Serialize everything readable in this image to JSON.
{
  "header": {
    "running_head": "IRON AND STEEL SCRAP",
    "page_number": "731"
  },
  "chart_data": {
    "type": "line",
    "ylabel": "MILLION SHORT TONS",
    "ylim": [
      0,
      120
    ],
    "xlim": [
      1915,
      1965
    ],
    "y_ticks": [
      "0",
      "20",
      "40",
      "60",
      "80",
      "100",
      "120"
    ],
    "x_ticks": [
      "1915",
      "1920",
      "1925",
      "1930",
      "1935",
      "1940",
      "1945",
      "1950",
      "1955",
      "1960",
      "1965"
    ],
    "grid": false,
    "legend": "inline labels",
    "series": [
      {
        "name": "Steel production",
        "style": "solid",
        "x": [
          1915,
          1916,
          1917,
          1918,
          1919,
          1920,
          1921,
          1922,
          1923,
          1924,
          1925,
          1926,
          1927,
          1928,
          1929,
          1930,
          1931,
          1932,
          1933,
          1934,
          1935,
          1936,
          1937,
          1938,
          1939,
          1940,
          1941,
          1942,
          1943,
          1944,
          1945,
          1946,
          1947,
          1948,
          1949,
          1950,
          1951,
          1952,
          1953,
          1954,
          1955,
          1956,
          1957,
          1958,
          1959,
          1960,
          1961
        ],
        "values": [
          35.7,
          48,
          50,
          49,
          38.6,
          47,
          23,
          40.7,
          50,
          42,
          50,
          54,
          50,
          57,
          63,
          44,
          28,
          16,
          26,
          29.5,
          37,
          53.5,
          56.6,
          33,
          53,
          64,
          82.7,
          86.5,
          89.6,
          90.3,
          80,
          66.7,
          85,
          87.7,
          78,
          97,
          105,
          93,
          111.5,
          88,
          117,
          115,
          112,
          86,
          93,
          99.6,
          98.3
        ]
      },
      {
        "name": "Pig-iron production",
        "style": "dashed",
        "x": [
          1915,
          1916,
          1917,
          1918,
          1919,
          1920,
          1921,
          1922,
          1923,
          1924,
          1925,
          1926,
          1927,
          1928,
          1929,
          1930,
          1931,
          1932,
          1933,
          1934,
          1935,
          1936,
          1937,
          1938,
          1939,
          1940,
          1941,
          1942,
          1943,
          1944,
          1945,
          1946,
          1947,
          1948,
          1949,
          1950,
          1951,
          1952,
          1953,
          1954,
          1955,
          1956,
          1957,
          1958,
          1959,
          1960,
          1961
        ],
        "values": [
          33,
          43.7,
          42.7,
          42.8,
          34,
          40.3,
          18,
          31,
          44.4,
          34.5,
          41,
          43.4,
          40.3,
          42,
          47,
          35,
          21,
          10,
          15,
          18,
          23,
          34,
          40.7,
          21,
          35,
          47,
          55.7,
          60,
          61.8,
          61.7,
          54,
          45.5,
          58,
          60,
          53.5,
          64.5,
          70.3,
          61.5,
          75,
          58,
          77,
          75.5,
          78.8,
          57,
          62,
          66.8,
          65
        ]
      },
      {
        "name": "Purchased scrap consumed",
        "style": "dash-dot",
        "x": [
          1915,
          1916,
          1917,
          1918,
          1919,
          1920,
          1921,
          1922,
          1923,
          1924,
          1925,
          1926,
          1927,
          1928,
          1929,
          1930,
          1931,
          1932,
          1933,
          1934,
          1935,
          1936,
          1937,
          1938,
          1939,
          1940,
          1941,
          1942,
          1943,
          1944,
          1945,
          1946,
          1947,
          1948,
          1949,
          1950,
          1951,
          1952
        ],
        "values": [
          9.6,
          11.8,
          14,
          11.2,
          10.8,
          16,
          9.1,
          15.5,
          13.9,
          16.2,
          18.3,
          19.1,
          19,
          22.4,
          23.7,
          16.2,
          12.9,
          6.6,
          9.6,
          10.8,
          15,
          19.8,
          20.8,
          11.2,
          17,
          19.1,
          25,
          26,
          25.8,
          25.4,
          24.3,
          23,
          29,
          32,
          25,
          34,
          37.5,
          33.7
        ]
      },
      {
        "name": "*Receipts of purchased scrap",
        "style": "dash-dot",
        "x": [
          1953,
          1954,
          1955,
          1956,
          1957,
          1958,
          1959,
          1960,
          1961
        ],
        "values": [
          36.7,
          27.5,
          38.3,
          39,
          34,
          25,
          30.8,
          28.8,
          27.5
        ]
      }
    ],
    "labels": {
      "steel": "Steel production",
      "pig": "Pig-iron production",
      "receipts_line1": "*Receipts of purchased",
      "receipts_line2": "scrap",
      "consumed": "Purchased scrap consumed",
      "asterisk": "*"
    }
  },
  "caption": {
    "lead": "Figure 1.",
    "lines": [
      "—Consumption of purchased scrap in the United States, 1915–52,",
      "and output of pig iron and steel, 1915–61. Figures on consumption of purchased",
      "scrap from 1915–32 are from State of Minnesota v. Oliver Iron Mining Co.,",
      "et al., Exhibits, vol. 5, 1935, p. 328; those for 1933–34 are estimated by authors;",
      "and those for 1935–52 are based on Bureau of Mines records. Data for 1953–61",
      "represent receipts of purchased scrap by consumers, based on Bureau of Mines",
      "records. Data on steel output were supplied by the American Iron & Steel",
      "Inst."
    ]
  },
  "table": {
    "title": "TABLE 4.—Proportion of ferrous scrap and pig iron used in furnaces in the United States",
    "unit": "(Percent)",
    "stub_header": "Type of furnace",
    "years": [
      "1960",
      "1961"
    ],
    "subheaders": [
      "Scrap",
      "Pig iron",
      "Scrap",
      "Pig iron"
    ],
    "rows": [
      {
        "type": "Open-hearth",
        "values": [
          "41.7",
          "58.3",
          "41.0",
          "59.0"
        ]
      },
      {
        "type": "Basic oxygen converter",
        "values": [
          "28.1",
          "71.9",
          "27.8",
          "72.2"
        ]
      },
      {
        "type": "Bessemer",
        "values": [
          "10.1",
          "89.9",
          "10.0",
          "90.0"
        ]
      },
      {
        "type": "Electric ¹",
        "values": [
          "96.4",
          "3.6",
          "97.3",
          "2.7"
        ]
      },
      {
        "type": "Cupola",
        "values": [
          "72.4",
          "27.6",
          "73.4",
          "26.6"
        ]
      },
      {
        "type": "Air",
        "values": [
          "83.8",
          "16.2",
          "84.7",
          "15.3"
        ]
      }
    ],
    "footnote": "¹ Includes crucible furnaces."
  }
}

────

* The task
Extract all of the data shown above without alteration.

* Answer to the exercise
Serialize everything readable in this image to JSON.
{
  "header": {
    "running_head": "IRON AND STEEL SCRAP",
    "page_number": "731"
  },
  "chart_data": {
    "type": "line",
    "ylabel": "MILLION SHORT TONS",
    "ylim": [
      0,
      120
    ],
    "xlim": [
      1915,
      1965
    ],
    "y_ticks": [
      "0",
      "20",
      "40",
      "60",
      "80",
      "100",
      "120"
    ],
    "x_ticks": [
      "1915",
      "1920",
      "1925",
      "1930",
      "1935",
      "1940",
      "1945",
      "1950",
      "1955",
      "1960",
      "1965"
    ],
    "grid": false,
    "legend": "inline labels",
    "series": [
      {
        "name": "Steel production",
        "style": "solid",
        "x": [
          1915,
          1916,
          1917,
          1918,
          1919,
          1920,
          1921,
          1922,
          1923,
          1924,
          1925,
          1926,
          1927,
          1928,
          1929,
          1930,
          1931,
          1932,
          1933,
          1934,
          1935,
          1936,
          1937,
          1938,
          1939,
          1940,
          1941,
          1942,
          1943,
          1944,
          1945,
          1946,
          1947,
          1948,
          1949,
          1950,
          1951,
          1952,
          1953,
          1954,
          1955,
          1956,
          1957,
          1958,
          1959,
          1960,
          1961
        ],
        "values": [
          35.7,
          48,
          50,
          49,
          38.6,
          47,
          23,
          40.7,
          50,
          42,
          50,
          54,
          50,
          57,
          63,
          44,
          28,
          16,
          26,
          29.5,
          37,
          53.5,
          56.6,
          33,
          53,
          64,
          82.7,
          86.5,
          89.6,
          90.3,
          80,
          66.7,
          85,
          87.7,
          78,
          97,
          105,
          93,
          111.5,
          88,
          117,
          115,
          112,
          86,
          93,
          99.6,
          98.3
        ]
      },
      {
        "name": "Pig-iron production",
        "style": "dashed",
        "x": [
          1915,
          1916,
          1917,
          1918,
          1919,
          1920,
          1921,
          1922,
          1923,
          1924,
          1925,
          1926,
          1927,
          1928,
          1929,
          1930,
          1931,
          1932,
          1933,
          1934,
          1935,
          1936,
          1937,
          1938,
          1939,
          1940,
          1941,
          1942,
          1943,
          1944,
          1945,
          1946,
          1947,
          1948,
          1949,
          1950,
          1951,
          1952,
          1953,
          1954,
          1955,
          1956,
          1957,
          1958,
          1959,
          1960,
          1961
        ],
        "values": [
          33,
          43.7,
          42.7,
          42.8,
          34,
          40.3,
          18,
          31,
          44.4,
          34.5,
          41,
          43.4,
          40.3,
          42,
          47,
          35,
          21,
          10,
          15,
          18,
          23,
          34,
          40.7,
          21,
          35,
          47,
          55.7,
          60,
          61.8,
          61.7,
          54,
          45.5,
          58,
          60,
          53.5,
          64.5,
          70.3,
          61.5,
          75,
          58,
          77,
          75.5,
          78.8,
          57,
          62,
          66.8,
          65
        ]
      },
      {
        "name": "Purchased scrap consumed",
        "style": "dash-dot",
        "x": [
          1915,
          1916,
          1917,
          1918,
          1919,
          1920,
          1921,
          1922,
          1923,
          1924,
          1925,
          1926,
          1927,
          1928,
          1929,
          1930,
          1931,
          1932,
          1933,
          1934,
          1935,
          1936,
          1937,
          1938,
          1939,
          1940,
          1941,
          1942,
          1943,
          1944,
          1945,
          1946,
          1947,
          1948,
          1949,
          1950,
          1951,
          1952
        ],
        "values": [
          9.6,
          11.8,
          14,
          11.2,
          10.8,
          16,
          9.1,
          15.5,
          13.9,
          16.2,
          18.3,
          19.1,
          19,
          22.4,
          23.7,
          16.2,
          12.9,
          6.6,
          9.6,
          10.8,
          15,
          19.8,
          20.8,
          11.2,
          17,
          19.1,
          25,
          26,
          25.8,
          25.4,
          24.3,
          23,
          29,
          32,
          25,
          34,
          37.5,
          33.7
        ]
      },
      {
        "name": "*Receipts of purchased scrap",
        "style": "dash-dot",
        "x": [
          1953,
          1954,
          1955,
          1956,
          1957,
          1958,
          1959,
          1960,
          1961
        ],
        "values": [
          36.7,
          27.5,
          38.3,
          39,
          34,
          25,
          30.8,
          28.8,
          27.5
        ]
      }
    ],
    "labels": {
      "steel": "Steel production",
      "pig": "Pig-iron production",
      "receipts_line1": "*Receipts of purchased",
      "receipts_line2": "scrap",
      "consumed": "Purchased scrap consumed",
      "asterisk": "*"
    }
  },
  "caption": {
    "lead": "Figure 1.",
    "lines": [
      "—Consumption of purchased scrap in the United States, 1915–52,",
      "and output of pig iron and steel, 1915–61. Figures on consumption of purchased",
      "scrap from 1915–32 are from State of Minnesota v. Oliver Iron Mining Co.,",
      "et al., Exhibits, vol. 5, 1935, p. 328; those for 1933–34 are estimated by authors;",
      "and those for 1935–52 are based on Bureau of Mines records. Data for 1953–61",
      "represent receipts of purchased scrap by consumers, based on Bureau of Mines",
      "records. Data on steel output were supplied by the American Iron & Steel",
      "Inst."
    ]
  },
  "table": {
    "title": "TABLE 4.—Proportion of ferrous scrap and pig iron used in furnaces in the United States",
    "unit": "(Percent)",
    "stub_header": "Type of furnace",
    "years": [
      "1960",
      "1961"
    ],
    "subheaders": [
      "Scrap",
      "Pig iron",
      "Scrap",
      "Pig iron"
    ],
    "rows": [
      {
        "type": "Open-hearth",
        "values": [
          "41.7",
          "58.3",
          "41.0",
          "59.0"
        ]
      },
      {
        "type": "Basic oxygen converter",
        "values": [
          "28.1",
          "71.9",
          "27.8",
          "72.2"
        ]
      },
      {
        "type": "Bessemer",
        "values": [
          "10.1",
          "89.9",
          "10.0",
          "90.0"
        ]
      },
      {
        "type": "Electric ¹",
        "values": [
          "96.4",
          "3.6",
          "97.3",
          "2.7"
        ]
      },
      {
        "type": "Cupola",
        "values": [
          "72.4",
          "27.6",
          "73.4",
          "26.6"
        ]
      },
      {
        "type": "Air",
        "values": [
          "83.8",
          "16.2",
          "84.7",
          "15.3"
        ]
      }
    ],
    "footnote": "¹ Includes crucible furnaces."
  }
}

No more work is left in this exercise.